• **INSTRUCTIONS FOR THE TASK**
All the data must come back unchanged, except that pictures are left out.

• **RECORD LIST**
——

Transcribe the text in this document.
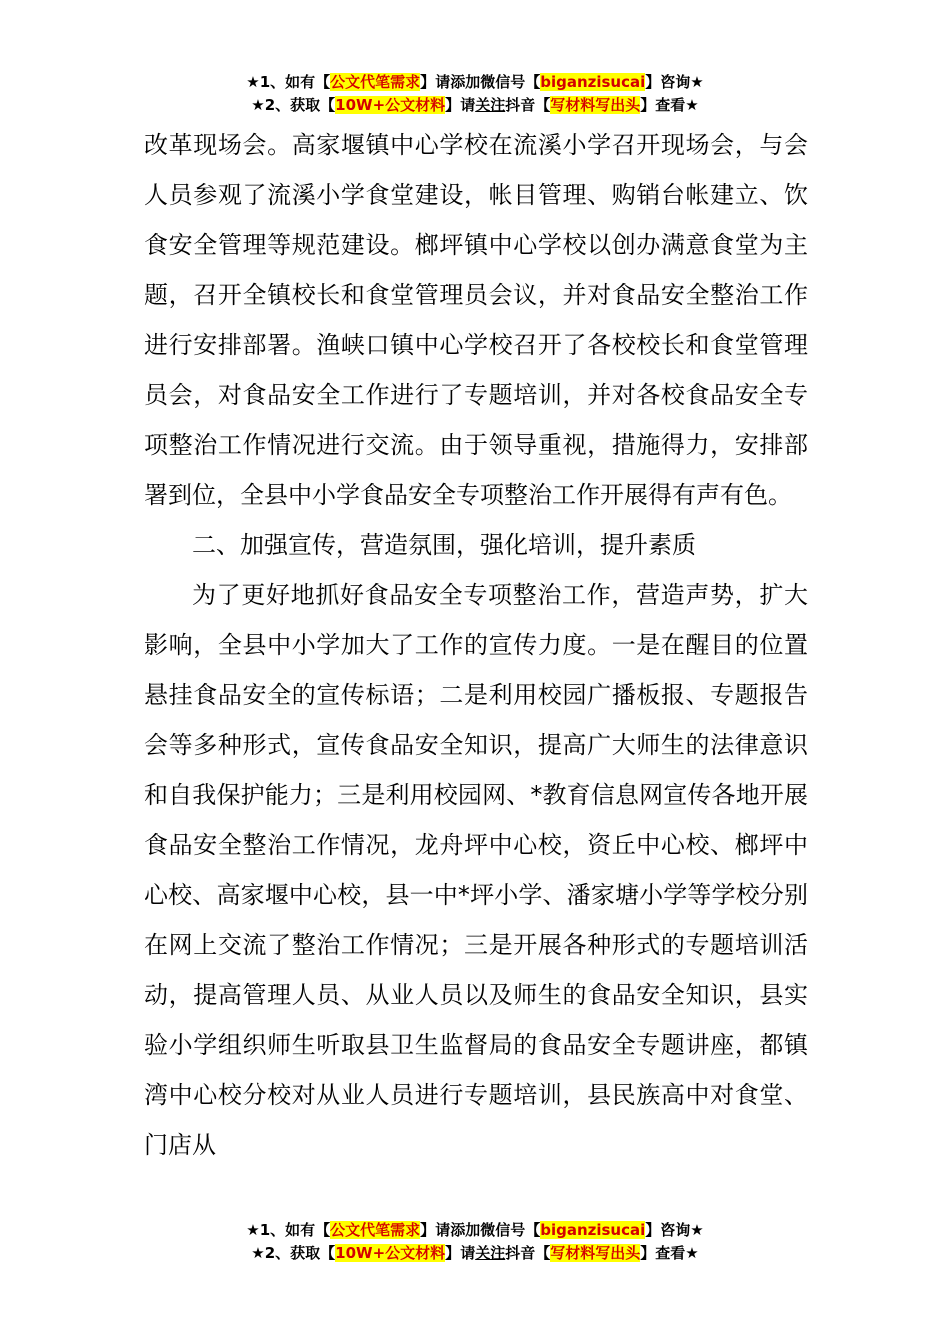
★1、如有【公文代笔需求】请添加微信号【biganzisucai】咨询★
★2、获取【10W+公文材料】请关注抖音【写材料写出头】查看★

改革现场会。高家堰镇中心学校在流溪小学召开现场会，与会人员参观了流溪小学食堂建设，帐目管理、购销台帐建立、饮食安全管理等规范建设。榔坪镇中心学校以创办满意食堂为主题，召开全镇校长和食堂管理员会议，并对食品安全整治工作进行安排部署。渔峡口镇中心学校召开了各校校长和食堂管理员会，对食品安全工作进行了专题培训，并对各校食品安全专项整治工作情况进行交流。由于领导重视，措施得力，安排部署到位，全县中小学食品安全专项整治工作开展得有声有色。

二、加强宣传，营造氛围，强化培训，提升素质

为了更好地抓好食品安全专项整治工作，营造声势，扩大影响，全县中小学加大了工作的宣传力度。一是在醒目的位置悬挂食品安全的宣传标语；二是利用校园广播板报、专题报告会等多种形式，宣传食品安全知识，提高广大师生的法律意识和自我保护能力；三是利用校园网、*教育信息网宣传各地开展食品安全整治工作情况，龙舟坪中心校，资丘中心校、榔坪中心校、高家堰中心校，县一中*坪小学、潘家塘小学等学校分别在网上交流了整治工作情况；三是开展各种形式的专题培训活动，提高管理人员、从业人员以及师生的食品安全知识，县实验小学组织师生听取县卫生监督局的食品安全专题讲座，都镇湾中心校分校对从业人员进行专题培训，县民族高中对食堂、门店从

★1、如有【公文代笔需求】请添加微信号【biganzisucai】咨询★
★2、获取【10W+公文材料】请关注抖音【写材料写出头】查看★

——

• **CORRECT RESPONSE**
Transcribe the text in this document.
★1、如有【公文代笔需求】请添加微信号【biganzisucai】咨询★
★2、获取【10W+公文材料】请关注抖音【写材料写出头】查看★

改革现场会。高家堰镇中心学校在流溪小学召开现场会，与会人员参观了流溪小学食堂建设，帐目管理、购销台帐建立、饮食安全管理等规范建设。榔坪镇中心学校以创办满意食堂为主题，召开全镇校长和食堂管理员会议，并对食品安全整治工作进行安排部署。渔峡口镇中心学校召开了各校校长和食堂管理员会，对食品安全工作进行了专题培训，并对各校食品安全专项整治工作情况进行交流。由于领导重视，措施得力，安排部署到位，全县中小学食品安全专项整治工作开展得有声有色。

二、加强宣传，营造氛围，强化培训，提升素质

为了更好地抓好食品安全专项整治工作，营造声势，扩大影响，全县中小学加大了工作的宣传力度。一是在醒目的位置悬挂食品安全的宣传标语；二是利用校园广播板报、专题报告会等多种形式，宣传食品安全知识，提高广大师生的法律意识和自我保护能力；三是利用校园网、*教育信息网宣传各地开展食品安全整治工作情况，龙舟坪中心校，资丘中心校、榔坪中心校、高家堰中心校，县一中*坪小学、潘家塘小学等学校分别在网上交流了整治工作情况；三是开展各种形式的专题培训活动，提高管理人员、从业人员以及师生的食品安全知识，县实验小学组织师生听取县卫生监督局的食品安全专题讲座，都镇湾中心校分校对从业人员进行专题培训，县民族高中对食堂、门店从

★1、如有【公文代笔需求】请添加微信号【biganzisucai】咨询★
★2、获取【10W+公文材料】请关注抖音【写材料写出头】查看★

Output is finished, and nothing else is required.